Scan the material and copy every line in which "placeholder" appears.

Extracted records
┏━━

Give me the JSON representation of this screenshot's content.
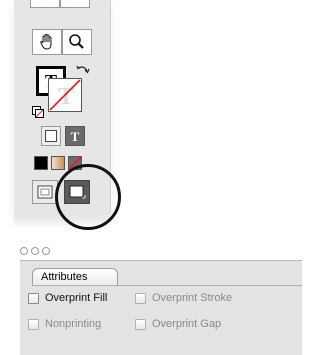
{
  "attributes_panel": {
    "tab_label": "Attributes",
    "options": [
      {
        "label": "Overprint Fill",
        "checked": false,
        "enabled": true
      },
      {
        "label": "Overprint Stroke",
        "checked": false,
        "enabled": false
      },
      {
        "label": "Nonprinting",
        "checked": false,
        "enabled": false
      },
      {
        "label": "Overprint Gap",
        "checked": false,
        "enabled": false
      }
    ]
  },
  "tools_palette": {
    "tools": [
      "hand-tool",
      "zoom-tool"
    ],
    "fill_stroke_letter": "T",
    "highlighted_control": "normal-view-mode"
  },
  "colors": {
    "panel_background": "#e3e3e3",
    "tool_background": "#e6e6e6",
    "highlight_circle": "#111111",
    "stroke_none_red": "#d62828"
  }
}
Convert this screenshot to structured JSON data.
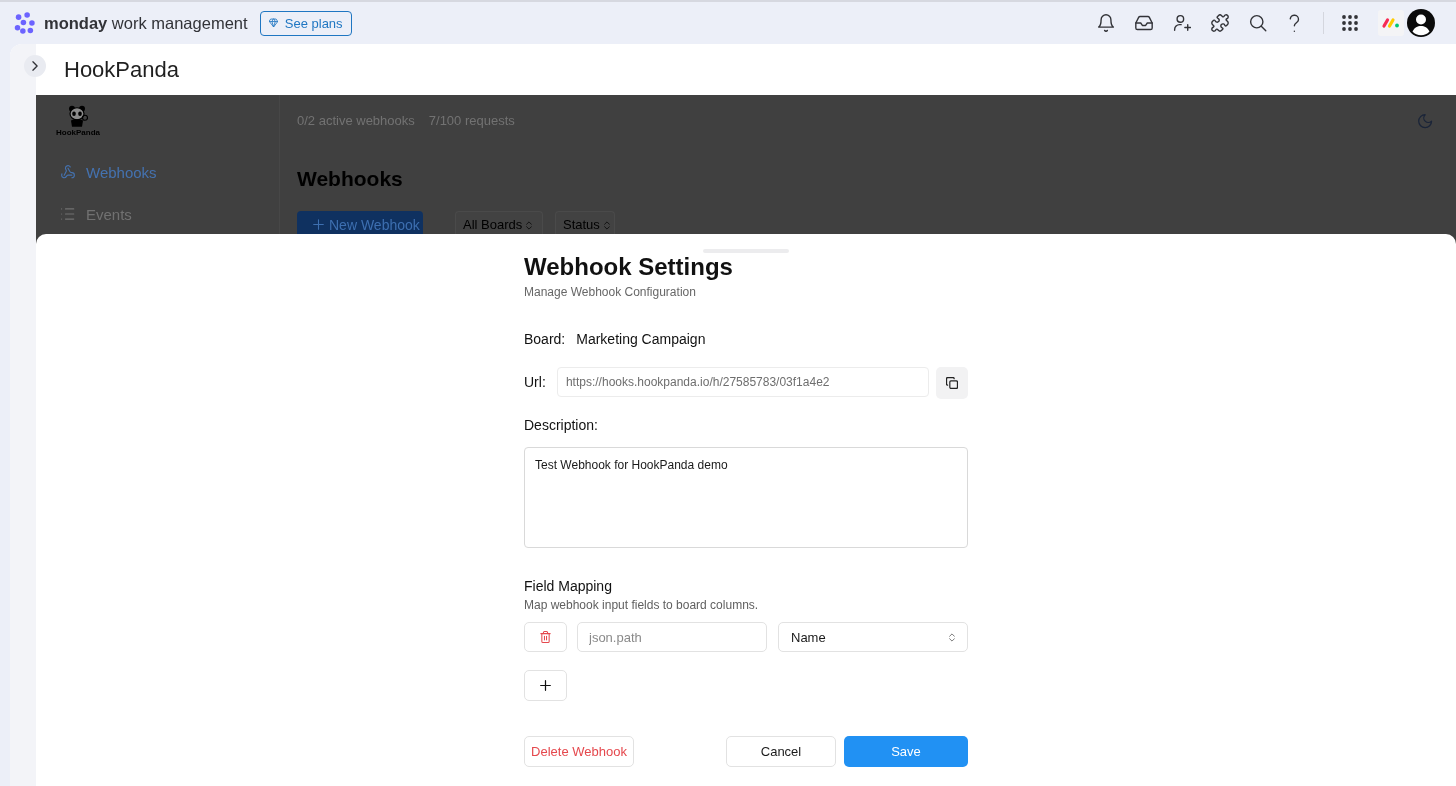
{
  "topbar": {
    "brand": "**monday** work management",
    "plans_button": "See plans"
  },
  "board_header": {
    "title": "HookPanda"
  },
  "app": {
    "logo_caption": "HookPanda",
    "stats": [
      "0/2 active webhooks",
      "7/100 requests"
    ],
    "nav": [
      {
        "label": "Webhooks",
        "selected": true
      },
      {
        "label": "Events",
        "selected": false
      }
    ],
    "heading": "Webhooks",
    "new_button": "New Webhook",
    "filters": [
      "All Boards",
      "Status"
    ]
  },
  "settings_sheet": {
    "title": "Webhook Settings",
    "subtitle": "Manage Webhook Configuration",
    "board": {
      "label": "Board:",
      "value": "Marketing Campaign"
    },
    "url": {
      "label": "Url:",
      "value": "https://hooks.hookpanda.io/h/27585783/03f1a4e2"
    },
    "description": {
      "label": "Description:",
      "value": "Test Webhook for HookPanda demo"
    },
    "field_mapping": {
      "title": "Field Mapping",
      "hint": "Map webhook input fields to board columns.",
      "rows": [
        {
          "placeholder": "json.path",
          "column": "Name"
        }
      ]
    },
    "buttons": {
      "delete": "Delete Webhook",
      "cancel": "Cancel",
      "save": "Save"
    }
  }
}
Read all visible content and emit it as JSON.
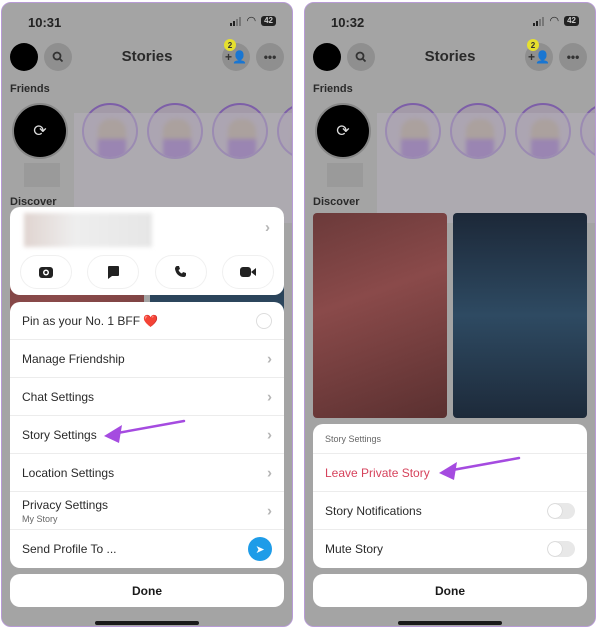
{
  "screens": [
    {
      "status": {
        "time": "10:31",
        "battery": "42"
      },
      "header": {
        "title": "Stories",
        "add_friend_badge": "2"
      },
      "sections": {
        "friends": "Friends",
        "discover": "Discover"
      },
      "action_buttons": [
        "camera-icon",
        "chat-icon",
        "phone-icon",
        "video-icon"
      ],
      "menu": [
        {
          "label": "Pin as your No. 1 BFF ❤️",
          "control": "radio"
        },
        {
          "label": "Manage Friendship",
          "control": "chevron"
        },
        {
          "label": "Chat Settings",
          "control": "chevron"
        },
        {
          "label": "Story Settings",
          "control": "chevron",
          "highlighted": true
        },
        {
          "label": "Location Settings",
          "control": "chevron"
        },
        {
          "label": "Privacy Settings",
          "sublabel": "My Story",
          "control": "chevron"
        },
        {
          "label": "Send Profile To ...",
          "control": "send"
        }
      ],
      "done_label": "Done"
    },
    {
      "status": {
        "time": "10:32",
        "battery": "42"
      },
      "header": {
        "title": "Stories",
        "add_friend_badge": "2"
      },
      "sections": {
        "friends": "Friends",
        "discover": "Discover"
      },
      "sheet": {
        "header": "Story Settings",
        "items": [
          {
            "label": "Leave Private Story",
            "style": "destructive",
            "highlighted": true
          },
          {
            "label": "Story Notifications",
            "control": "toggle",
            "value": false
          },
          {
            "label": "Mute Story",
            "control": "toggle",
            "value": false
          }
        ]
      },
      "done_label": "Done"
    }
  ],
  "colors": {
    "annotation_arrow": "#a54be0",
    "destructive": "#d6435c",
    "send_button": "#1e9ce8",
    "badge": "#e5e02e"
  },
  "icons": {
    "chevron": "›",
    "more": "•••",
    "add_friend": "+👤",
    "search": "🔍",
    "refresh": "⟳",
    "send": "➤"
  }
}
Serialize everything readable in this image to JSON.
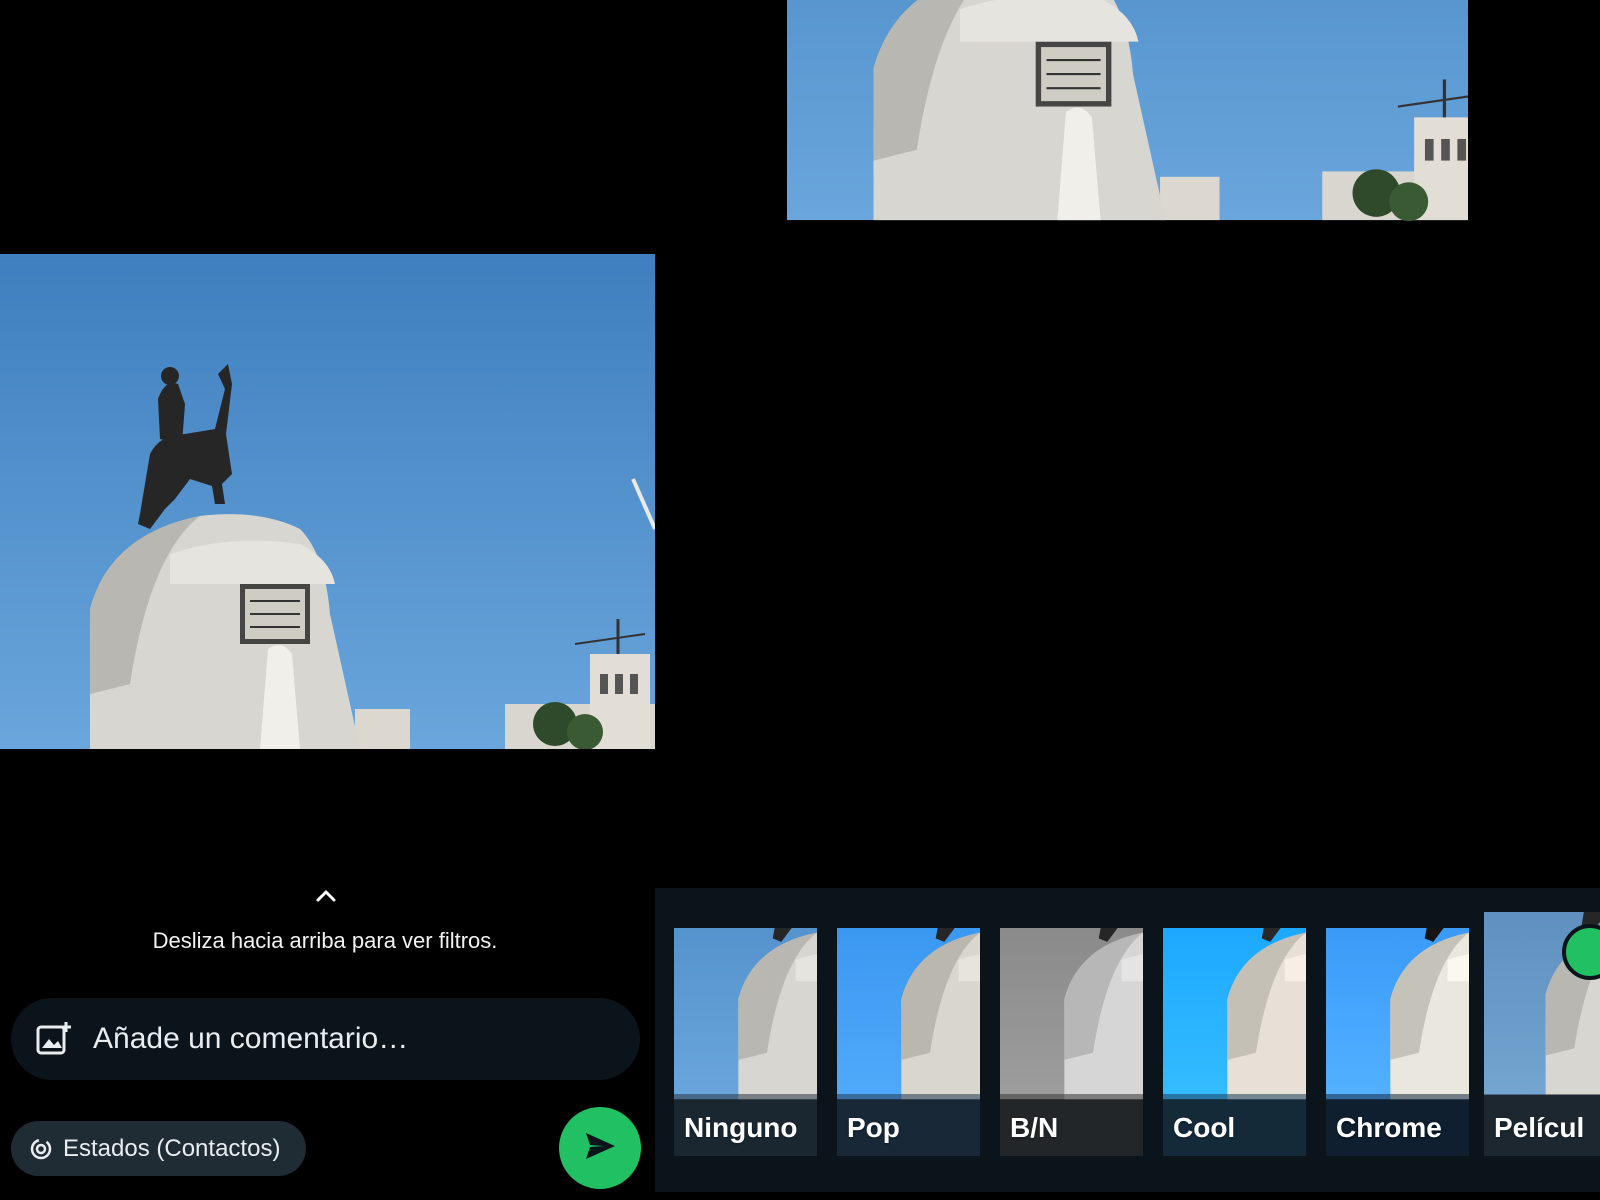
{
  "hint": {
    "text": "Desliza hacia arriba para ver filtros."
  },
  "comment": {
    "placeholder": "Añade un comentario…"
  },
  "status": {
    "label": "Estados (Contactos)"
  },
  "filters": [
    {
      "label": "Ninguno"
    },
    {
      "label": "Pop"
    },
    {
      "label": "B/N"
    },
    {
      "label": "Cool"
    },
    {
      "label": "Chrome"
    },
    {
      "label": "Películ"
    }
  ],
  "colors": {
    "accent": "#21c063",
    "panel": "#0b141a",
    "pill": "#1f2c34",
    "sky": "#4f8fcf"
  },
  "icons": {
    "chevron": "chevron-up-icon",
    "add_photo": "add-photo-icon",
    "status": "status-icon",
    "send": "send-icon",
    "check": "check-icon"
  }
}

┗━━

▶ [Result for this task]
          "placeholder": "json.path",
    "placeholder": "Añade un comentario…"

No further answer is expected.